-- BEGIN RAW DATA --
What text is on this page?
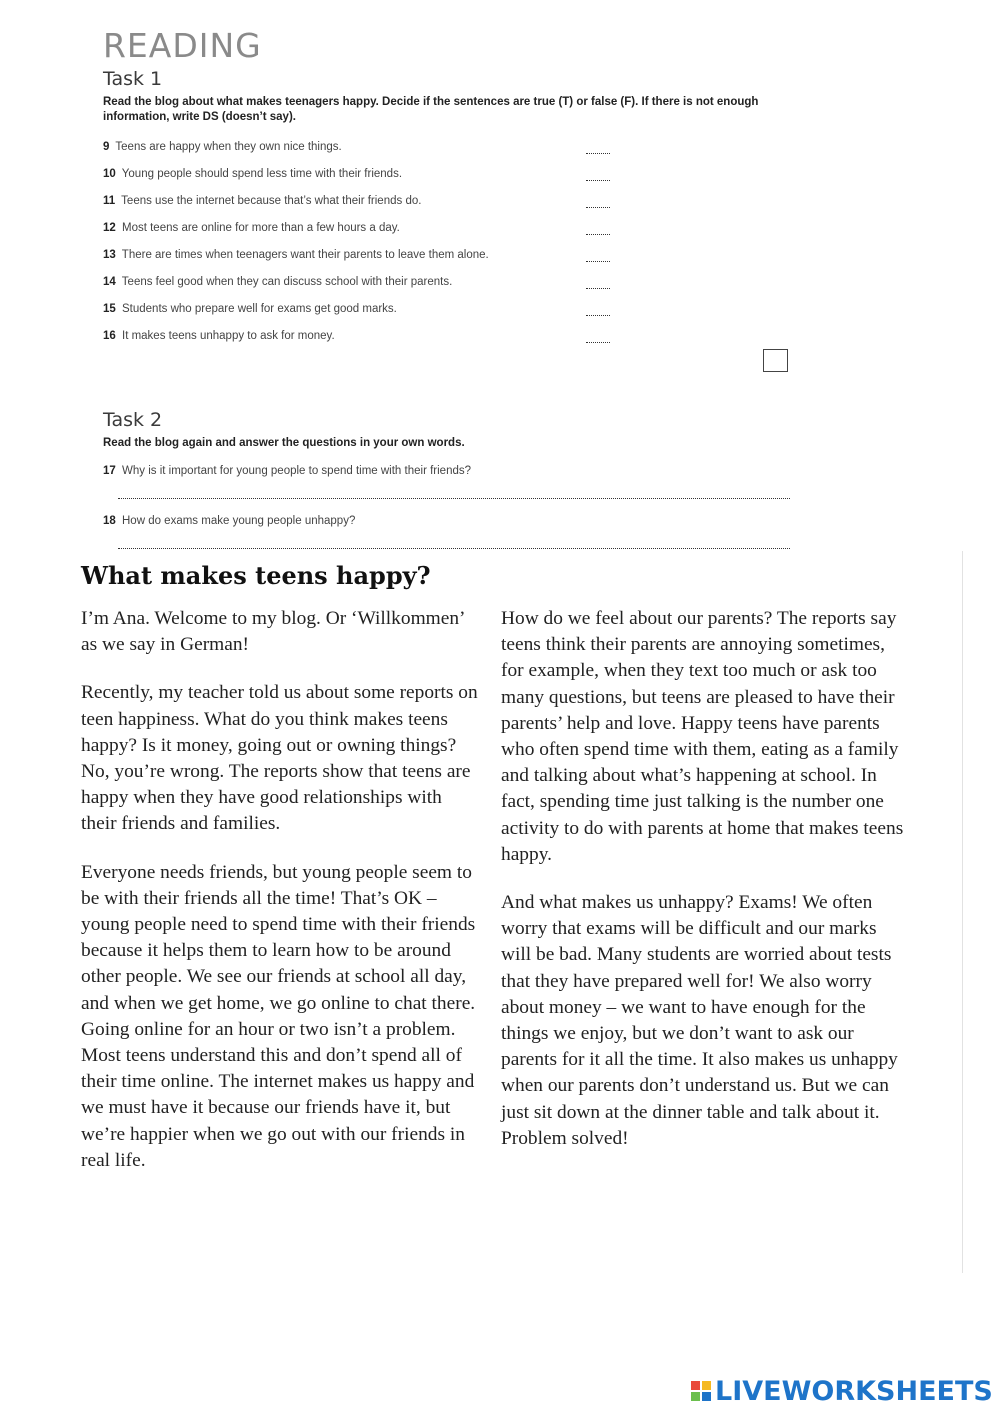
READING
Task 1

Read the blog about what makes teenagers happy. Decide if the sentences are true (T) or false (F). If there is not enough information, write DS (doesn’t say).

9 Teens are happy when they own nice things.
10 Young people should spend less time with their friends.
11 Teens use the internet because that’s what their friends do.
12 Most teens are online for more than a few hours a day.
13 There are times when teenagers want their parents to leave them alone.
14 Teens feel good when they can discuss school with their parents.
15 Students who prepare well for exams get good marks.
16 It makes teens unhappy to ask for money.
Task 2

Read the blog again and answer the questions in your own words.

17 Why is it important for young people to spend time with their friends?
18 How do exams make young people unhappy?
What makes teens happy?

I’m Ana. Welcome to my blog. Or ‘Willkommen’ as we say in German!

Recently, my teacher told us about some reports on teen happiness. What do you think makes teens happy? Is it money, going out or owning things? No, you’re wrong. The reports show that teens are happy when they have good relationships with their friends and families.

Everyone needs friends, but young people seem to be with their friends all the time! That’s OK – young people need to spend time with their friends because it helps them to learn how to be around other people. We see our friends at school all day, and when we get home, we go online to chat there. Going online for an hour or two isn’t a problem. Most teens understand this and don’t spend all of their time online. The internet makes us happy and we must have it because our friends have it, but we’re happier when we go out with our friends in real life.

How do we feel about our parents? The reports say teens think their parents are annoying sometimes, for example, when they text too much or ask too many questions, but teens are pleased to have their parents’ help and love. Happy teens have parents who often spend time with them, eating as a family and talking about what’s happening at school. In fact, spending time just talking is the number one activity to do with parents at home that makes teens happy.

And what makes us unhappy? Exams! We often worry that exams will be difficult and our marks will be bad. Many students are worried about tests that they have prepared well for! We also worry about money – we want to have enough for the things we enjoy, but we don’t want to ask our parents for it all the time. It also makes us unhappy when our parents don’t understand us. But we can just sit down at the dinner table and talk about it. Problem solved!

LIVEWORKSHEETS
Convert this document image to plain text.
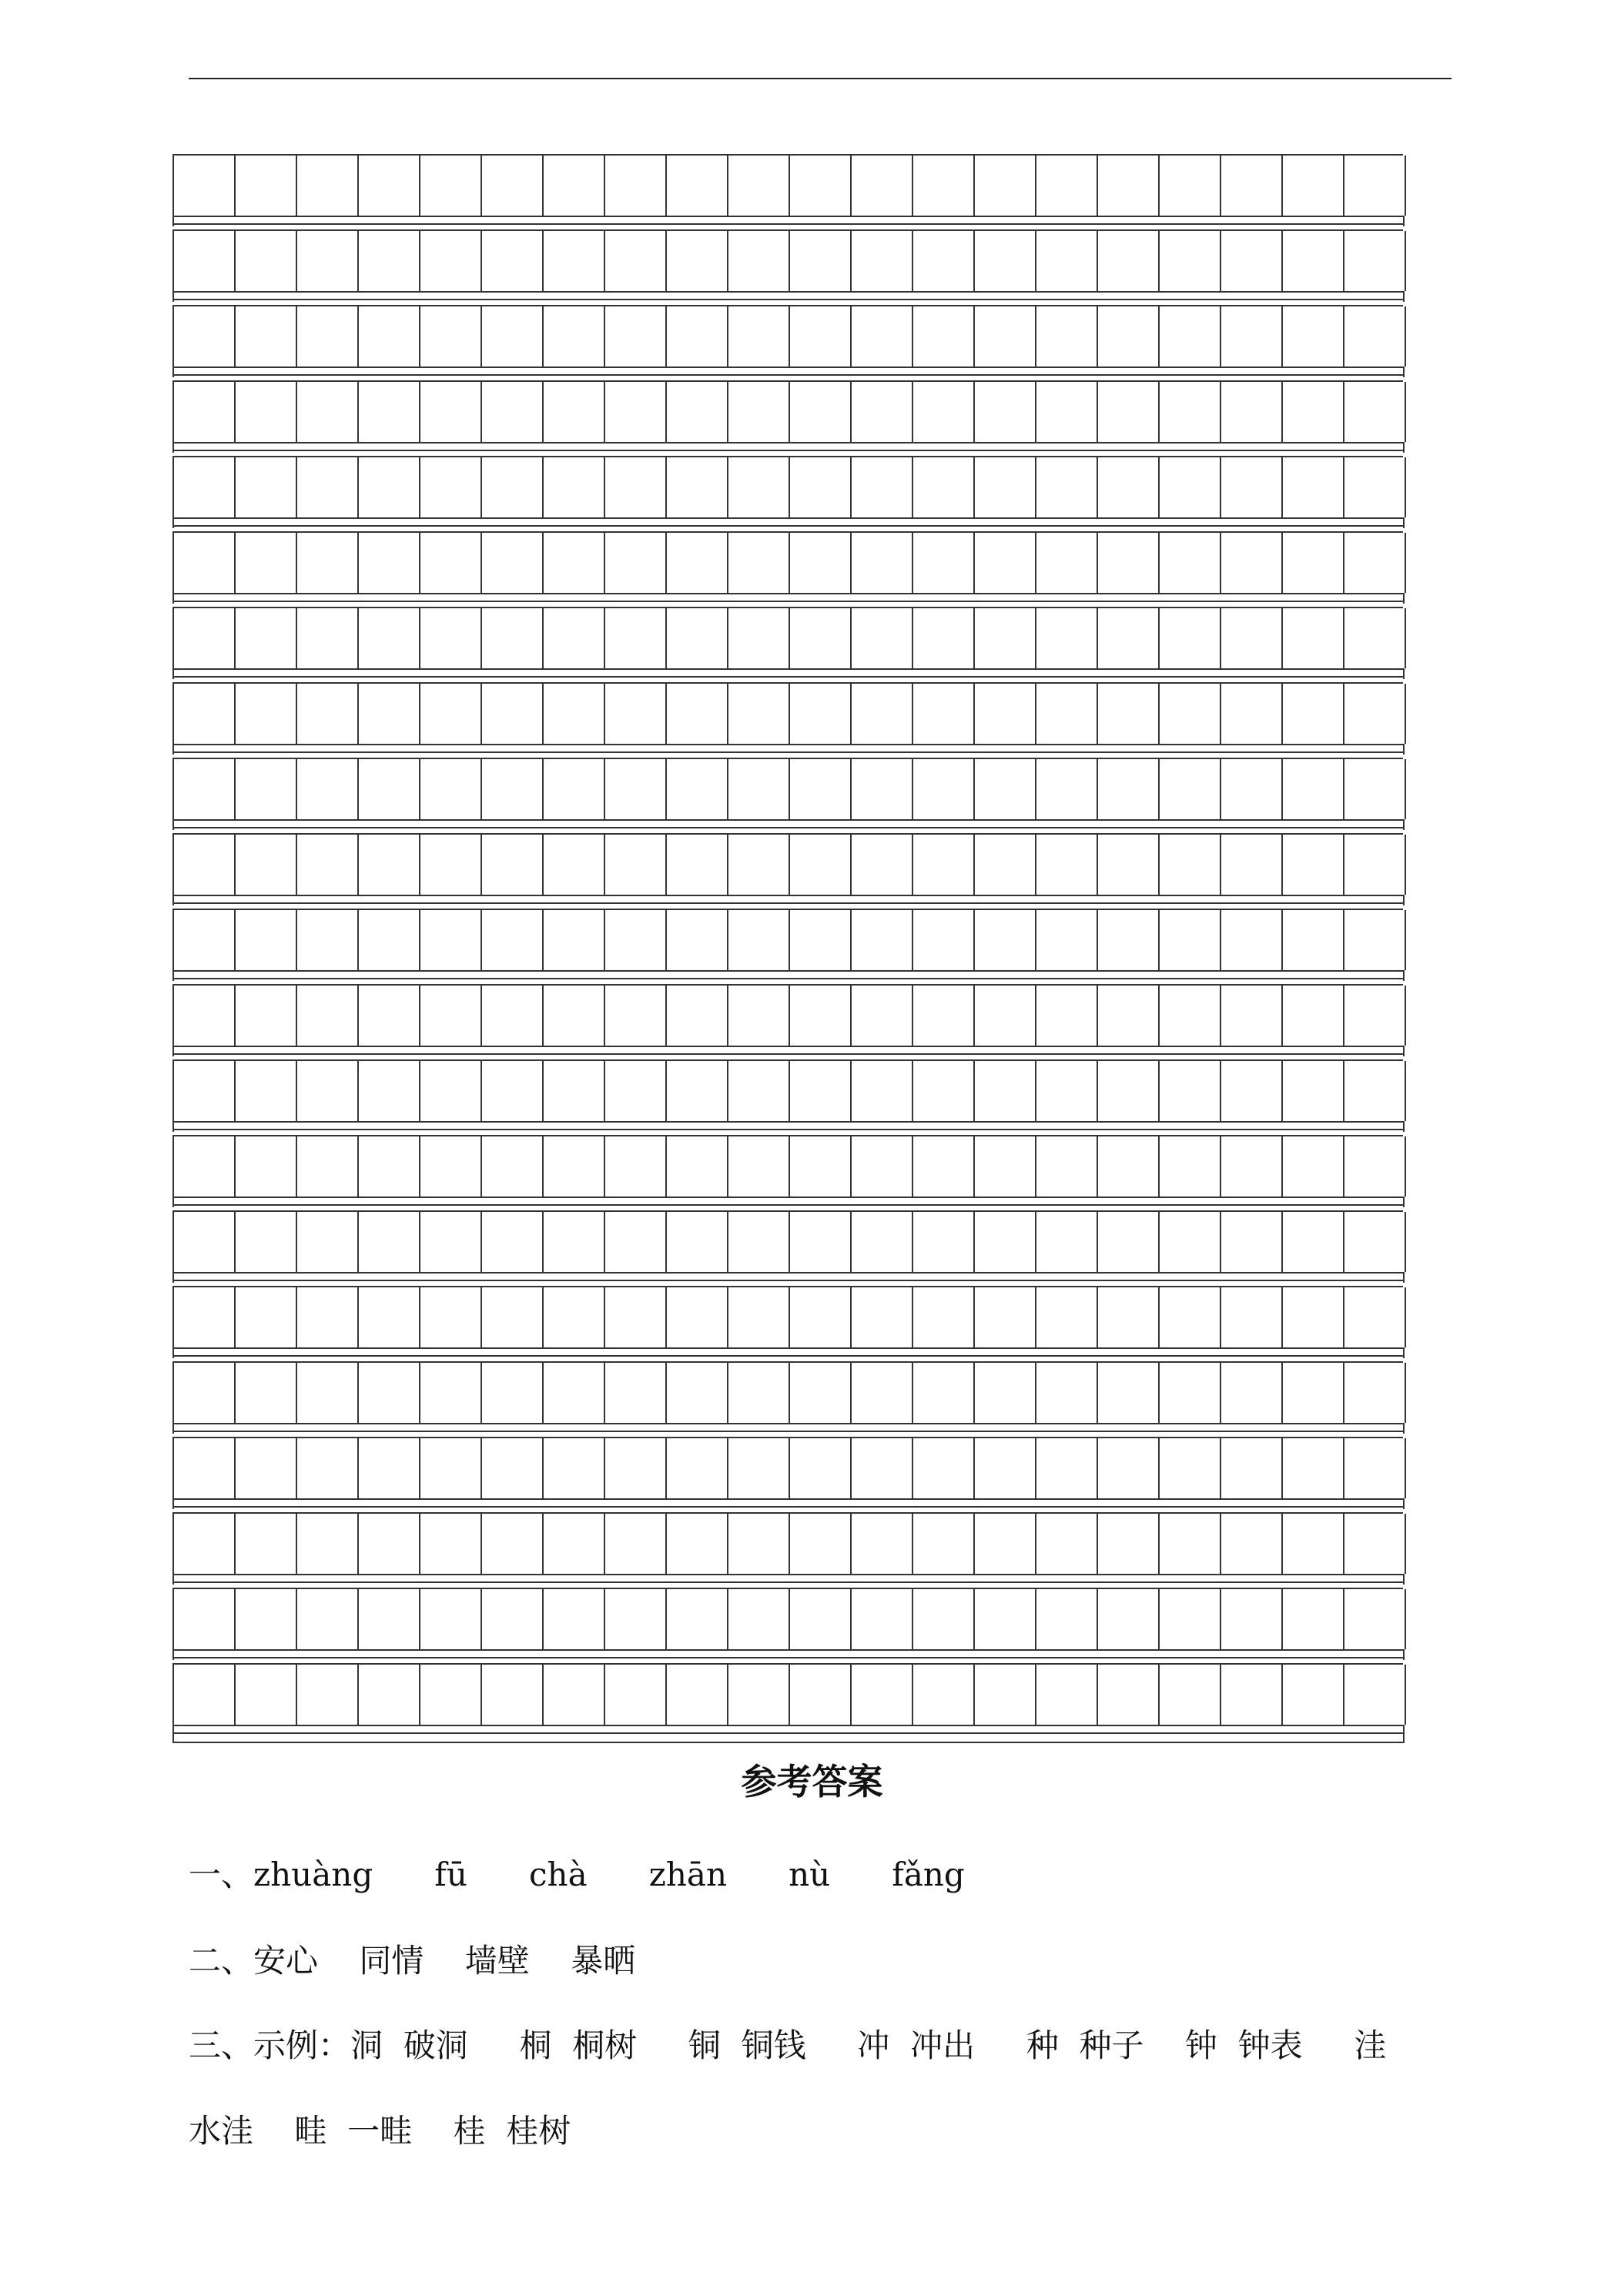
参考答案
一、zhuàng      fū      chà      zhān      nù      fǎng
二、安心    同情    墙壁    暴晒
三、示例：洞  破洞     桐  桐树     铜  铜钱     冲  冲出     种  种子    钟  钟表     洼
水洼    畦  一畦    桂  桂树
-- END RAW DATA --
§ TASK OBJECTIVE:
Skip all pictures. Write out only the lines from the one containing "Convert this document image to plain text." to the end of the listing above, inclusive, exactly as given.

§ EXERCISE RESULT:
Convert this document image to plain text.
参考答案
一、zhuàng      fū      chà      zhān      nù      fǎng
二、安心    同情    墙壁    暴晒
三、示例：洞  破洞     桐  桐树     铜  铜钱     冲  冲出     种  种子    钟  钟表     洼
水洼    畦  一畦    桂  桂树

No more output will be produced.